• **Records for the task**
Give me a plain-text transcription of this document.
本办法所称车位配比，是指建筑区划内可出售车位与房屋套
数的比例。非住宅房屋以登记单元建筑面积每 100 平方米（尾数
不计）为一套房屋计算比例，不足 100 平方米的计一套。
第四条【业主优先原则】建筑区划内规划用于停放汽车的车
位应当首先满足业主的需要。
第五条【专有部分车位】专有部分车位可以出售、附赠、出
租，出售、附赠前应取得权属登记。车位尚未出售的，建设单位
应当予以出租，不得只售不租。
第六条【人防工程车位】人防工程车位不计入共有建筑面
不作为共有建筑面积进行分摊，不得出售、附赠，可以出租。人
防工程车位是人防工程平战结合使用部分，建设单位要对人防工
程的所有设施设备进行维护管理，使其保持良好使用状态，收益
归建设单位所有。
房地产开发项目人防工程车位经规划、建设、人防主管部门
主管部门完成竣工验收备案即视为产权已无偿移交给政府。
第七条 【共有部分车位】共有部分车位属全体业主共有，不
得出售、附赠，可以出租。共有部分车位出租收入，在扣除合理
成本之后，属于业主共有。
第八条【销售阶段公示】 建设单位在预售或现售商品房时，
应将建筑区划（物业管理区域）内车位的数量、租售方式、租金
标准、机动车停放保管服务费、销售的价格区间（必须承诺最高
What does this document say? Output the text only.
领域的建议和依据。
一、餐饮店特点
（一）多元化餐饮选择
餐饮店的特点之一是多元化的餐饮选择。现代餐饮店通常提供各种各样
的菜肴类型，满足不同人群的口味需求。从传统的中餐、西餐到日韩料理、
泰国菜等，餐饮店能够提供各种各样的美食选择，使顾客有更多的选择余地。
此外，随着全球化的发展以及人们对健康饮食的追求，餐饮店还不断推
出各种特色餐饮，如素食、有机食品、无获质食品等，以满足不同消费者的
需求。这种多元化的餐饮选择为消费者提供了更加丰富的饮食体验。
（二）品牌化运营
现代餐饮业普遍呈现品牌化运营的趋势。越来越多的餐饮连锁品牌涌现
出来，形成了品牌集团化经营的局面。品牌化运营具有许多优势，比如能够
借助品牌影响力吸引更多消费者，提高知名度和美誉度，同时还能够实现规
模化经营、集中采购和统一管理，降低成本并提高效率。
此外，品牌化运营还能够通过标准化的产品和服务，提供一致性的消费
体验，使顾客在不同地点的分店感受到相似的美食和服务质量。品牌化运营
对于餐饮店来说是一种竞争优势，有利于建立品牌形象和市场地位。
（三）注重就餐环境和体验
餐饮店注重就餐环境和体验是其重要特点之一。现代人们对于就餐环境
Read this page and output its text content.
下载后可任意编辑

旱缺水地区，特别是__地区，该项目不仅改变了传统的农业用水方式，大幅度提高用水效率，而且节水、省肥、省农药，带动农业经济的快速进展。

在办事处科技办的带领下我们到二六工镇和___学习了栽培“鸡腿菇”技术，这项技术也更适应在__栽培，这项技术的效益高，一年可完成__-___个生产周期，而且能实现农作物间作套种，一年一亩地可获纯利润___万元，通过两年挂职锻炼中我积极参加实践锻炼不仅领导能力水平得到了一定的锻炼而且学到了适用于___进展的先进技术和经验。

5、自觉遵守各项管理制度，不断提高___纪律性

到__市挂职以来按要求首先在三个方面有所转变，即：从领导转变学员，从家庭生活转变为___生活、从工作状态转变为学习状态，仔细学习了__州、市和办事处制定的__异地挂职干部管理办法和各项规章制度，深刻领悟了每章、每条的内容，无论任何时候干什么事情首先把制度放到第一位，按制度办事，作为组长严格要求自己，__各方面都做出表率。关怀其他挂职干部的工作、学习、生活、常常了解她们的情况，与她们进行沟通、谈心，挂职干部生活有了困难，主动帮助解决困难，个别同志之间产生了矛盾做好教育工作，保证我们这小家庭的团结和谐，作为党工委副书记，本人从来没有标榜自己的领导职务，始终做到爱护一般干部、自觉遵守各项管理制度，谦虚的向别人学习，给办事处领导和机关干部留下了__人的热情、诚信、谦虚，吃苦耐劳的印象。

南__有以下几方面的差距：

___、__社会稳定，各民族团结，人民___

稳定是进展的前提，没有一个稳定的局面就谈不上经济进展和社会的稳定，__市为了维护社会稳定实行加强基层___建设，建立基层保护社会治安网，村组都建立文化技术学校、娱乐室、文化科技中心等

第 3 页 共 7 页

• **Request**
Extract each line from the entries above that contains the string "可以出租".

• **Result of the task**
不作为共有建筑面积进行分摊，不得出售、附赠，可以出租。人
得出售、附赠，可以出租。共有部分车位出租收入，在扣除合理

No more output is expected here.